TASK INSTRUCTIONS. Pictures do not belong in the copy; restate the records below word for word.

EXCERPTED RECORDS.
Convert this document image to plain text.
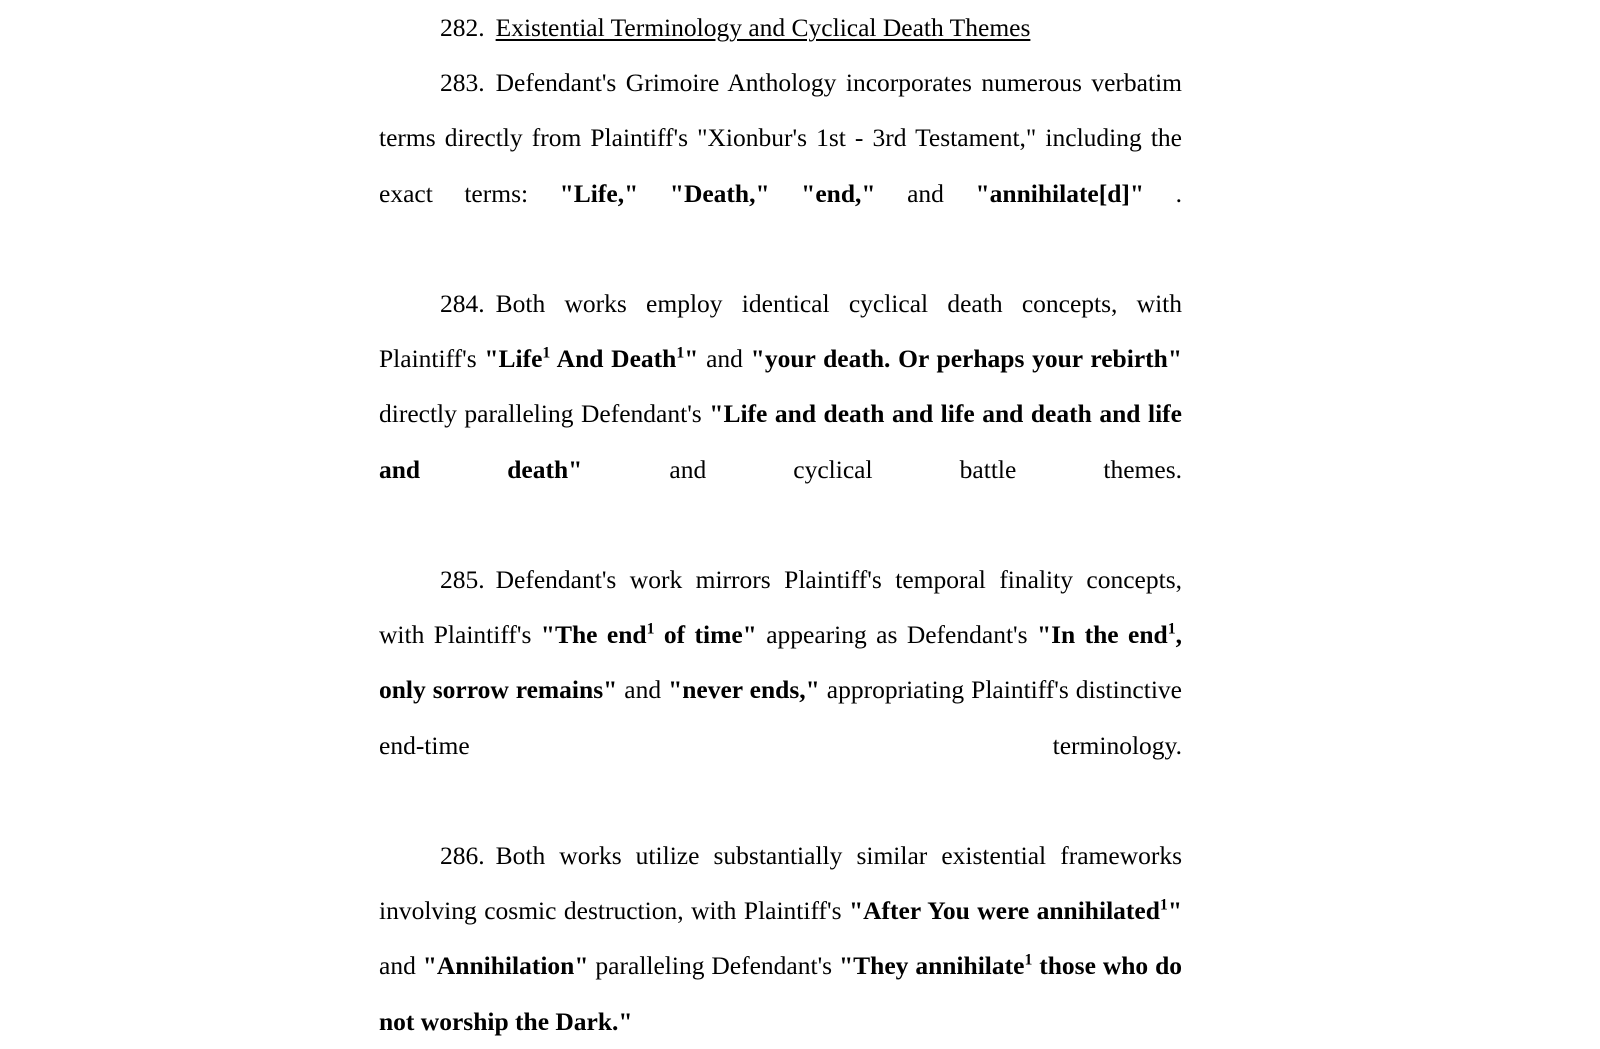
282. Existential Terminology and Cyclical Death Themes

283. Defendant's Grimoire Anthology incorporates numerous verbatim terms directly from Plaintiff's "Xionbur's 1st - 3rd Testament," including the exact terms: "Life," "Death," "end," and "annihilate[d]" .

284. Both works employ identical cyclical death concepts, with Plaintiff's "Life$^1$ And Death$^1$" and "your death. Or perhaps your rebirth" directly paralleling Defendant's "Life and death and life and death and life and death" and cyclical battle themes.

285. Defendant's work mirrors Plaintiff's temporal finality concepts, with Plaintiff's "The end$^1$ of time" appearing as Defendant's "In the end$^1$, only sorrow remains" and "never ends," appropriating Plaintiff's distinctive end-time terminology.

286. Both works utilize substantially similar existential frameworks involving cosmic destruction, with Plaintiff's "After You were annihilated$^1$" and "Annihilation" paralleling Defendant's "They annihilate$^1$ those who do not worship the Dark."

RESULT FOR THIS EXERCISE.
Convert this document image to plain text.
282. Existential Terminology and Cyclical Death Themes

283. Defendant's Grimoire Anthology incorporates numerous verbatim terms directly from Plaintiff's "Xionbur's 1st - 3rd Testament," including the exact terms: "Life," "Death," "end," and "annihilate[d]" .

284. Both works employ identical cyclical death concepts, with Plaintiff's "Life$^1$ And Death$^1$" and "your death. Or perhaps your rebirth" directly paralleling Defendant's "Life and death and life and death and life and death" and cyclical battle themes.

285. Defendant's work mirrors Plaintiff's temporal finality concepts, with Plaintiff's "The end$^1$ of time" appearing as Defendant's "In the end$^1$, only sorrow remains" and "never ends," appropriating Plaintiff's distinctive end-time terminology.

286. Both works utilize substantially similar existential frameworks involving cosmic destruction, with Plaintiff's "After You were annihilated$^1$" and "Annihilation" paralleling Defendant's "They annihilate$^1$ those who do not worship the Dark."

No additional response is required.